• Task input:

● ● ● ●

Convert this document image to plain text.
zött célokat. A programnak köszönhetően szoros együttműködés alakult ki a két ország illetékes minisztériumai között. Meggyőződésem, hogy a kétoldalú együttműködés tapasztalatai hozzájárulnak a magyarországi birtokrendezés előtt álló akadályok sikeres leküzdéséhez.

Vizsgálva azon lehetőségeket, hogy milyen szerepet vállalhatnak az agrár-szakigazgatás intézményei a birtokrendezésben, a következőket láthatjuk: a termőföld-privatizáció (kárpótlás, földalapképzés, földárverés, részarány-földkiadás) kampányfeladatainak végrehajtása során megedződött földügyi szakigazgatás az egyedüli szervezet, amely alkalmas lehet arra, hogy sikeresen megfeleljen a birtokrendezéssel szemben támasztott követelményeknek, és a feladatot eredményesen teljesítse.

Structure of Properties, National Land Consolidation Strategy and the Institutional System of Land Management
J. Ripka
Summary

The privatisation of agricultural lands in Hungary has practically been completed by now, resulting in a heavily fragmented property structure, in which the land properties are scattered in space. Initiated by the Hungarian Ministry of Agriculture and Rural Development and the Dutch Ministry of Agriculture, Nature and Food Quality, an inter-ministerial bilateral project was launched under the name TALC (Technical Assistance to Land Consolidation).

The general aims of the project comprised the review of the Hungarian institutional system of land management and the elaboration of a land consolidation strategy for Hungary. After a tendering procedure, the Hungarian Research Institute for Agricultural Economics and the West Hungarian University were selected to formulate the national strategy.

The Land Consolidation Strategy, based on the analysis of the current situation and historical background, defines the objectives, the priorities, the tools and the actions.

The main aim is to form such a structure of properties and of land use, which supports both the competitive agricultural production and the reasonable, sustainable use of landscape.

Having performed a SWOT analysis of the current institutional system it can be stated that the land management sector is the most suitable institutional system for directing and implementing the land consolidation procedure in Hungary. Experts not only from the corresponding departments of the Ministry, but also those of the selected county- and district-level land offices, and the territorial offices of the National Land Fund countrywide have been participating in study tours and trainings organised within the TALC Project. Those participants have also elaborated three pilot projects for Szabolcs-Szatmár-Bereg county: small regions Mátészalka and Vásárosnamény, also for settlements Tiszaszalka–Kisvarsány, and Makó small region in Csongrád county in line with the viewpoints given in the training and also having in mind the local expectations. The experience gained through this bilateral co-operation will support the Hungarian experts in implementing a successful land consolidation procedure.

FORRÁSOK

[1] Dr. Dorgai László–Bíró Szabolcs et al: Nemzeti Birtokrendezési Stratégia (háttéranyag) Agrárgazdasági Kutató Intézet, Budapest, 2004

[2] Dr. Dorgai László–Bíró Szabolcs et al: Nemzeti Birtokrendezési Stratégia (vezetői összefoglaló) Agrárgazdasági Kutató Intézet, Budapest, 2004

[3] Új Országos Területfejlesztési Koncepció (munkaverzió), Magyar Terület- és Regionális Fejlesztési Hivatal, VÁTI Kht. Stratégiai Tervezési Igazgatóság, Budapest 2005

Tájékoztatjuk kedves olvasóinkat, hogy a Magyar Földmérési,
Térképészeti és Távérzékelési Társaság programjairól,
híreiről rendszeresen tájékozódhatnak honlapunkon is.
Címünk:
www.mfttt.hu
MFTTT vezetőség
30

● ● ● ●

• Challenge:
Using the data above, reproduce every line exactly.

• Written response:
Convert this document image to plain text.
zött célokat. A programnak köszönhetően szoros együttműködés alakult ki a két ország illetékes minisztériumai között. Meggyőződésem, hogy a kétoldalú együttműködés tapasztalatai hozzájárulnak a magyarországi birtokrendezés előtt álló akadályok sikeres leküzdéséhez.

Vizsgálva azon lehetőségeket, hogy milyen szerepet vállalhatnak az agrár-szakigazgatás intézményei a birtokrendezésben, a következőket láthatjuk: a termőföld-privatizáció (kárpótlás, földalapképzés, földárverés, részarány-földkiadás) kampányfeladatainak végrehajtása során megedződött földügyi szakigazgatás az egyedüli szervezet, amely alkalmas lehet arra, hogy sikeresen megfeleljen a birtokrendezéssel szemben támasztott követelményeknek, és a feladatot eredményesen teljesítse.

Structure of Properties, National Land Consolidation Strategy and the Institutional System of Land Management
J. Ripka
Summary

The privatisation of agricultural lands in Hungary has practically been completed by now, resulting in a heavily fragmented property structure, in which the land properties are scattered in space. Initiated by the Hungarian Ministry of Agriculture and Rural Development and the Dutch Ministry of Agriculture, Nature and Food Quality, an inter-ministerial bilateral project was launched under the name TALC (Technical Assistance to Land Consolidation).

The general aims of the project comprised the review of the Hungarian institutional system of land management and the elaboration of a land consolidation strategy for Hungary. After a tendering procedure, the Hungarian Research Institute for Agricultural Economics and the West Hungarian University were selected to formulate the national strategy.

The Land Consolidation Strategy, based on the analysis of the current situation and historical background, defines the objectives, the priorities, the tools and the actions.

The main aim is to form such a structure of properties and of land use, which supports both the competitive agricultural production and the reasonable, sustainable use of landscape.

Having performed a SWOT analysis of the current institutional system it can be stated that the land management sector is the most suitable institutional system for directing and implementing the land consolidation procedure in Hungary. Experts not only from the corresponding departments of the Ministry, but also those of the selected county- and district-level land offices, and the territorial offices of the National Land Fund countrywide have been participating in study tours and trainings organised within the TALC Project. Those participants have also elaborated three pilot projects for Szabolcs-Szatmár-Bereg county: small regions Mátészalka and Vásárosnamény, also for settlements Tiszaszalka–Kisvarsány, and Makó small region in Csongrád county in line with the viewpoints given in the training and also having in mind the local expectations. The experience gained through this bilateral co-operation will support the Hungarian experts in implementing a successful land consolidation procedure.

FORRÁSOK

[1] Dr. Dorgai László–Bíró Szabolcs et al: Nemzeti Birtokrendezési Stratégia (háttéranyag) Agrárgazdasági Kutató Intézet, Budapest, 2004

[2] Dr. Dorgai László–Bíró Szabolcs et al: Nemzeti Birtokrendezési Stratégia (vezetői összefoglaló) Agrárgazdasági Kutató Intézet, Budapest, 2004

[3] Új Országos Területfejlesztési Koncepció (munkaverzió), Magyar Terület- és Regionális Fejlesztési Hivatal, VÁTI Kht. Stratégiai Tervezési Igazgatóság, Budapest 2005

Tájékoztatjuk kedves olvasóinkat, hogy a Magyar Földmérési,
Térképészeti és Távérzékelési Társaság programjairól,
híreiről rendszeresen tájékozódhatnak honlapunkon is.
Címünk:
www.mfttt.hu
MFTTT vezetőség
30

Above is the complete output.